***** RECORD SET *****

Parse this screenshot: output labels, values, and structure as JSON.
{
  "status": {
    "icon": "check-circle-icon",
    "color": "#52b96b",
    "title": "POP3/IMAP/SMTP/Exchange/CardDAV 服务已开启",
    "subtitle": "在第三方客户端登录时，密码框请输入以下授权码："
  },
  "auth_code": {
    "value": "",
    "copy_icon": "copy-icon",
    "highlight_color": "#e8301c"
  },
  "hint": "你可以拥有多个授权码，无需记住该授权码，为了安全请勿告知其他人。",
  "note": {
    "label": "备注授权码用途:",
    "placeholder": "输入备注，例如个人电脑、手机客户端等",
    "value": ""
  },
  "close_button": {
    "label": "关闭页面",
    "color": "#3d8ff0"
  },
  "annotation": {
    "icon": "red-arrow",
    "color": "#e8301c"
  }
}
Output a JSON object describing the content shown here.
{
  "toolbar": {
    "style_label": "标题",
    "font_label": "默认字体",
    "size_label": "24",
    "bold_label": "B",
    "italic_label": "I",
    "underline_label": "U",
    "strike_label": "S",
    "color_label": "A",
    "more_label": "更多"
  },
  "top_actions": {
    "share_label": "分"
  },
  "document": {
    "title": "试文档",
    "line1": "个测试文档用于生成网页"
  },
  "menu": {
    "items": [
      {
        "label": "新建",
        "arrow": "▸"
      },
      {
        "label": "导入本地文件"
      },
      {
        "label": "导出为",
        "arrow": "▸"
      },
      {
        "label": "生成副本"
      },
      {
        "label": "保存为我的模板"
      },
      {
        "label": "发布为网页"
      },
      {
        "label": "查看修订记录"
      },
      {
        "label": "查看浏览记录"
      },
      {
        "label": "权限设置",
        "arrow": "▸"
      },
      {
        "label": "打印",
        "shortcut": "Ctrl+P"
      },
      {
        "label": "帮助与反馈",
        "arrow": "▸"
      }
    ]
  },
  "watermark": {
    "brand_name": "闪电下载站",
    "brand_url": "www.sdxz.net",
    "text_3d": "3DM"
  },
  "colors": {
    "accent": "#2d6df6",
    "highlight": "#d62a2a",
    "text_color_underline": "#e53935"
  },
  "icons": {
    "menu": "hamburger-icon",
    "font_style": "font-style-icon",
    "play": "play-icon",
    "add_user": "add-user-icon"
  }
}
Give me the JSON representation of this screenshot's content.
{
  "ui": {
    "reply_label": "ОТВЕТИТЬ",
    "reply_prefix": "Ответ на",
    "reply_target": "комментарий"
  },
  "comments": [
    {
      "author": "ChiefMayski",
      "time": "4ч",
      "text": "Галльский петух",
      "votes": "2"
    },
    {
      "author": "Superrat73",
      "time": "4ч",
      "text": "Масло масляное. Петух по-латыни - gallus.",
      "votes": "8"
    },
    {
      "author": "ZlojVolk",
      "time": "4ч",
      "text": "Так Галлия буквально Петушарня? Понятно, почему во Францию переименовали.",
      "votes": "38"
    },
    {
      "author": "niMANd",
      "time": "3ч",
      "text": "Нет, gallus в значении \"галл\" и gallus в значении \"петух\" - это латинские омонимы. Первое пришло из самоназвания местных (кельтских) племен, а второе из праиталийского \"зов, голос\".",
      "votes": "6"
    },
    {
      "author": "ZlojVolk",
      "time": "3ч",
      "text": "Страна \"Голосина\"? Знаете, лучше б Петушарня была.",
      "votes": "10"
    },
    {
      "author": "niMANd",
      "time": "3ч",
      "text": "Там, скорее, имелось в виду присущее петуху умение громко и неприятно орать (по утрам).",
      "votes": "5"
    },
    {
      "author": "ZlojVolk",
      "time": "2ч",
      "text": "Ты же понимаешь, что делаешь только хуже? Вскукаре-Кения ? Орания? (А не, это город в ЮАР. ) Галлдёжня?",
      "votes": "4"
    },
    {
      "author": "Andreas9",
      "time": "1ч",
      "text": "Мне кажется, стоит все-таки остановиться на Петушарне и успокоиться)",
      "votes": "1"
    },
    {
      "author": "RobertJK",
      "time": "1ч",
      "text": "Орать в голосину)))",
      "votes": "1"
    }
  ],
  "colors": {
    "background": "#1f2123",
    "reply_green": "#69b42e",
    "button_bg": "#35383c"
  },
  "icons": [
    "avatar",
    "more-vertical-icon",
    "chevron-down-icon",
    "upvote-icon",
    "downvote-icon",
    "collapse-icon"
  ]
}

*****

* WHAT YOU WILL DO
Give every line of the material again, exactly as it reads.

* FINISHED TASK
Parse this screenshot: output labels, values, and structure as JSON.
{
  "status": {
    "icon": "check-circle-icon",
    "color": "#52b96b",
    "title": "POP3/IMAP/SMTP/Exchange/CardDAV 服务已开启",
    "subtitle": "在第三方客户端登录时，密码框请输入以下授权码："
  },
  "auth_code": {
    "value": "",
    "copy_icon": "copy-icon",
    "highlight_color": "#e8301c"
  },
  "hint": "你可以拥有多个授权码，无需记住该授权码，为了安全请勿告知其他人。",
  "note": {
    "label": "备注授权码用途:",
    "placeholder": "输入备注，例如个人电脑、手机客户端等",
    "value": ""
  },
  "close_button": {
    "label": "关闭页面",
    "color": "#3d8ff0"
  },
  "annotation": {
    "icon": "red-arrow",
    "color": "#e8301c"
  }
}
Output a JSON object describing the content shown here.
{
  "toolbar": {
    "style_label": "标题",
    "font_label": "默认字体",
    "size_label": "24",
    "bold_label": "B",
    "italic_label": "I",
    "underline_label": "U",
    "strike_label": "S",
    "color_label": "A",
    "more_label": "更多"
  },
  "top_actions": {
    "share_label": "分"
  },
  "document": {
    "title": "试文档",
    "line1": "个测试文档用于生成网页"
  },
  "menu": {
    "items": [
      {
        "label": "新建",
        "arrow": "▸"
      },
      {
        "label": "导入本地文件"
      },
      {
        "label": "导出为",
        "arrow": "▸"
      },
      {
        "label": "生成副本"
      },
      {
        "label": "保存为我的模板"
      },
      {
        "label": "发布为网页"
      },
      {
        "label": "查看修订记录"
      },
      {
        "label": "查看浏览记录"
      },
      {
        "label": "权限设置",
        "arrow": "▸"
      },
      {
        "label": "打印",
        "shortcut": "Ctrl+P"
      },
      {
        "label": "帮助与反馈",
        "arrow": "▸"
      }
    ]
  },
  "watermark": {
    "brand_name": "闪电下载站",
    "brand_url": "www.sdxz.net",
    "text_3d": "3DM"
  },
  "colors": {
    "accent": "#2d6df6",
    "highlight": "#d62a2a",
    "text_color_underline": "#e53935"
  },
  "icons": {
    "menu": "hamburger-icon",
    "font_style": "font-style-icon",
    "play": "play-icon",
    "add_user": "add-user-icon"
  }
}
Give me the JSON representation of this screenshot's content.
{
  "ui": {
    "reply_label": "ОТВЕТИТЬ",
    "reply_prefix": "Ответ на",
    "reply_target": "комментарий"
  },
  "comments": [
    {
      "author": "ChiefMayski",
      "time": "4ч",
      "text": "Галльский петух",
      "votes": "2"
    },
    {
      "author": "Superrat73",
      "time": "4ч",
      "text": "Масло масляное. Петух по-латыни - gallus.",
      "votes": "8"
    },
    {
      "author": "ZlojVolk",
      "time": "4ч",
      "text": "Так Галлия буквально Петушарня? Понятно, почему во Францию переименовали.",
      "votes": "38"
    },
    {
      "author": "niMANd",
      "time": "3ч",
      "text": "Нет, gallus в значении \"галл\" и gallus в значении \"петух\" - это латинские омонимы. Первое пришло из самоназвания местных (кельтских) племен, а второе из праиталийского \"зов, голос\".",
      "votes": "6"
    },
    {
      "author": "ZlojVolk",
      "time": "3ч",
      "text": "Страна \"Голосина\"? Знаете, лучше б Петушарня была.",
      "votes": "10"
    },
    {
      "author": "niMANd",
      "time": "3ч",
      "text": "Там, скорее, имелось в виду присущее петуху умение громко и неприятно орать (по утрам).",
      "votes": "5"
    },
    {
      "author": "ZlojVolk",
      "time": "2ч",
      "text": "Ты же понимаешь, что делаешь только хуже? Вскукаре-Кения ? Орания? (А не, это город в ЮАР. ) Галлдёжня?",
      "votes": "4"
    },
    {
      "author": "Andreas9",
      "time": "1ч",
      "text": "Мне кажется, стоит все-таки остановиться на Петушарне и успокоиться)",
      "votes": "1"
    },
    {
      "author": "RobertJK",
      "time": "1ч",
      "text": "Орать в голосину)))",
      "votes": "1"
    }
  ],
  "colors": {
    "background": "#1f2123",
    "reply_green": "#69b42e",
    "button_bg": "#35383c"
  },
  "icons": [
    "avatar",
    "more-vertical-icon",
    "chevron-down-icon",
    "upvote-icon",
    "downvote-icon",
    "collapse-icon"
  ]
}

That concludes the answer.